Excerpted text Block Start

Question

S(x) = px² +(p-2)x +2. If 2 is the zero of this polynomial,what is the value of p *

Answer 1

Answer:

$\red{\boxed{\rm Solution}}$

Given,

S(x) = px² + (p - 2)x + 2

We know that to find zero of a polynomial p(x) we have to actually find the x when p(x) = 0

We know that to find zero of a polynomial p(x) we have to actually find the x when p(x) = 0Given that zero of the polynomial S(x) = 2, that means when S(x) = 0 the value of x = 2

p(2)² + (p - 2)2 + 2 = 0

4p + 2p - 4 + 2 = 0

6p - 2 = 0

6p = 2

p = 2/6

p = 1/3

Verification:-

x²/3 + (1/3 - 2)x + 2 = 0

x²/3 + [(1 - 6)/3]x + 2= 0

x²/3 - 5x/3 + 2 = 0

(x² - 5x + 6)/3 = 0

x² - 5x + 6 = 0

x² - 2x - 3x + 6 = 0

x(x - 2) - 3(x - 2) = 0

(x - 2)(x - 3) = 0

x - 2 = 0 , x - 3 = 0

x = 2 , x = 3

Here we got two zeros of the polynomial which are x = 2 and x = 3

Now let's check the value of p is 1/3 even when x = 3 as the zero of the polynomial.

Excerpted text Block End
Record extracts Block Start

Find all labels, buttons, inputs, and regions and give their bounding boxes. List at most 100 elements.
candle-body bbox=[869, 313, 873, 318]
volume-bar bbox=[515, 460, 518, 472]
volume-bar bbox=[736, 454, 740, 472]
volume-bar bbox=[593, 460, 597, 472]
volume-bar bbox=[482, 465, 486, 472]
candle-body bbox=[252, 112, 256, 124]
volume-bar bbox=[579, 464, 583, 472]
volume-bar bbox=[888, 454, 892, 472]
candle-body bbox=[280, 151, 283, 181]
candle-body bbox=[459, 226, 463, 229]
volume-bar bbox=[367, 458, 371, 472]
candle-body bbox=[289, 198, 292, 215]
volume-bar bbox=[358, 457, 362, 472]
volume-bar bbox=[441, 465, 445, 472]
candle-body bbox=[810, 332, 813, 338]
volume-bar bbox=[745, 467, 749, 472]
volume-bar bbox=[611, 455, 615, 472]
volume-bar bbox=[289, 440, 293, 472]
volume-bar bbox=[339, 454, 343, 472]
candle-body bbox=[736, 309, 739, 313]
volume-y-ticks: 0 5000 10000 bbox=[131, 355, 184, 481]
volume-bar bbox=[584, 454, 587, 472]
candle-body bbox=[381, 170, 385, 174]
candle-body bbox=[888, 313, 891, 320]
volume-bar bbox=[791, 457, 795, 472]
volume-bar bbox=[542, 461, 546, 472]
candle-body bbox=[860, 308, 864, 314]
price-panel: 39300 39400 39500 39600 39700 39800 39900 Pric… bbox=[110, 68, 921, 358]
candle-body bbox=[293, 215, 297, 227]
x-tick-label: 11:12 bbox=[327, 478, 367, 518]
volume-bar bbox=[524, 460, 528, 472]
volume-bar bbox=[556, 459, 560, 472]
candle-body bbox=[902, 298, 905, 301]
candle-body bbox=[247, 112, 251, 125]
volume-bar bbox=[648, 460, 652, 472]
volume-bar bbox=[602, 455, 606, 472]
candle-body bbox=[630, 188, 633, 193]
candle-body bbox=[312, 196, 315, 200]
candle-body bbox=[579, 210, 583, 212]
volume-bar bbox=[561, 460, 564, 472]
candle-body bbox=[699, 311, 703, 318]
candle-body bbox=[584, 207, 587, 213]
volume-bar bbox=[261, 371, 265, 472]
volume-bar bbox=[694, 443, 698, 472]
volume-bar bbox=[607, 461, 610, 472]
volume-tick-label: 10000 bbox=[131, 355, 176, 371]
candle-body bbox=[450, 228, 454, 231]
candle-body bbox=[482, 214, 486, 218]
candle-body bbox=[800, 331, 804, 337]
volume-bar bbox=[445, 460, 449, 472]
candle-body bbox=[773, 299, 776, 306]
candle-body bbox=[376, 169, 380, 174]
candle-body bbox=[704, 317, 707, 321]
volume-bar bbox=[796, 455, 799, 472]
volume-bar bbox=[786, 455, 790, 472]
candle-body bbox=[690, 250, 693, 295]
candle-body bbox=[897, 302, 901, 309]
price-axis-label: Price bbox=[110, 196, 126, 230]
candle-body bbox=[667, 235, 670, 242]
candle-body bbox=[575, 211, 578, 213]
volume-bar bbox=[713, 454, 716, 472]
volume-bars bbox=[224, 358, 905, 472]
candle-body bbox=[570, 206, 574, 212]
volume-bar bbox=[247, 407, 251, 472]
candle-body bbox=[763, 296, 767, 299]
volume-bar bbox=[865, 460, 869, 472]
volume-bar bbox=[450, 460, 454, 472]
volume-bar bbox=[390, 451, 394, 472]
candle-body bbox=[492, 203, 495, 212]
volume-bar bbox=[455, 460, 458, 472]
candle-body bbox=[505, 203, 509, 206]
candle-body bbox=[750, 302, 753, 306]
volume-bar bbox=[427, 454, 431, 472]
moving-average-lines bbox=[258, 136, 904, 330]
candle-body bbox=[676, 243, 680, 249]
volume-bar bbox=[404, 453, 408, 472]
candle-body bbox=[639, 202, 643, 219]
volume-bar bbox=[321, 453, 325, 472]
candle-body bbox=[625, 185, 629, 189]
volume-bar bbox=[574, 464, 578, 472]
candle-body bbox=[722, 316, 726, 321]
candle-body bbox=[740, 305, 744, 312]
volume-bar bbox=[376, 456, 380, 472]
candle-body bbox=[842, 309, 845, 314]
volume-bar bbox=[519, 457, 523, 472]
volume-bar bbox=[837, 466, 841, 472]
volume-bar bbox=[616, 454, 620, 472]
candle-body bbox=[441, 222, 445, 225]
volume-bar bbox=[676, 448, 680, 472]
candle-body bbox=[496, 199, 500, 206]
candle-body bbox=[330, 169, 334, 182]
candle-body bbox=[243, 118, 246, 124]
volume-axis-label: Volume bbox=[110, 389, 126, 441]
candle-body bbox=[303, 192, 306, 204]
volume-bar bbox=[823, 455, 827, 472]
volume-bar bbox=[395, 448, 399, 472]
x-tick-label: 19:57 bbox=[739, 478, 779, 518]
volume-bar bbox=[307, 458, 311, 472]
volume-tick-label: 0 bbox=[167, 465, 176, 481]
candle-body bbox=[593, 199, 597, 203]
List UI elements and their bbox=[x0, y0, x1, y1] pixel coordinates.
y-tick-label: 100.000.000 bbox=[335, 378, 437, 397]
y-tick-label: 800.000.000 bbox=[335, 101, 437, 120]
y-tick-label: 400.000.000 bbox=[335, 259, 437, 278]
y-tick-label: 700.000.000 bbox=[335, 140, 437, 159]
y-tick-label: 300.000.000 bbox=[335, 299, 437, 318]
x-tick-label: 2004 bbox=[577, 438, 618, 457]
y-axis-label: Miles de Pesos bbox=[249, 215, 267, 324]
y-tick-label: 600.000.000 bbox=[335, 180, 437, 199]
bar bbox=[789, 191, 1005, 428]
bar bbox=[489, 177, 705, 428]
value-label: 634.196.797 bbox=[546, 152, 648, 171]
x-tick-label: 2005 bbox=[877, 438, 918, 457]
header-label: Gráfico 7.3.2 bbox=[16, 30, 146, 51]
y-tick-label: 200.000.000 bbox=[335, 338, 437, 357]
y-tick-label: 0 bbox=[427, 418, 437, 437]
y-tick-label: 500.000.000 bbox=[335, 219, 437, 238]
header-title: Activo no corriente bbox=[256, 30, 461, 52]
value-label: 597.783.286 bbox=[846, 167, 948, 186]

Record extracts Block End

Task directions
In the polynomial question above, which two zeros does the verification step find?

Exercise result
x = 2 and x = 3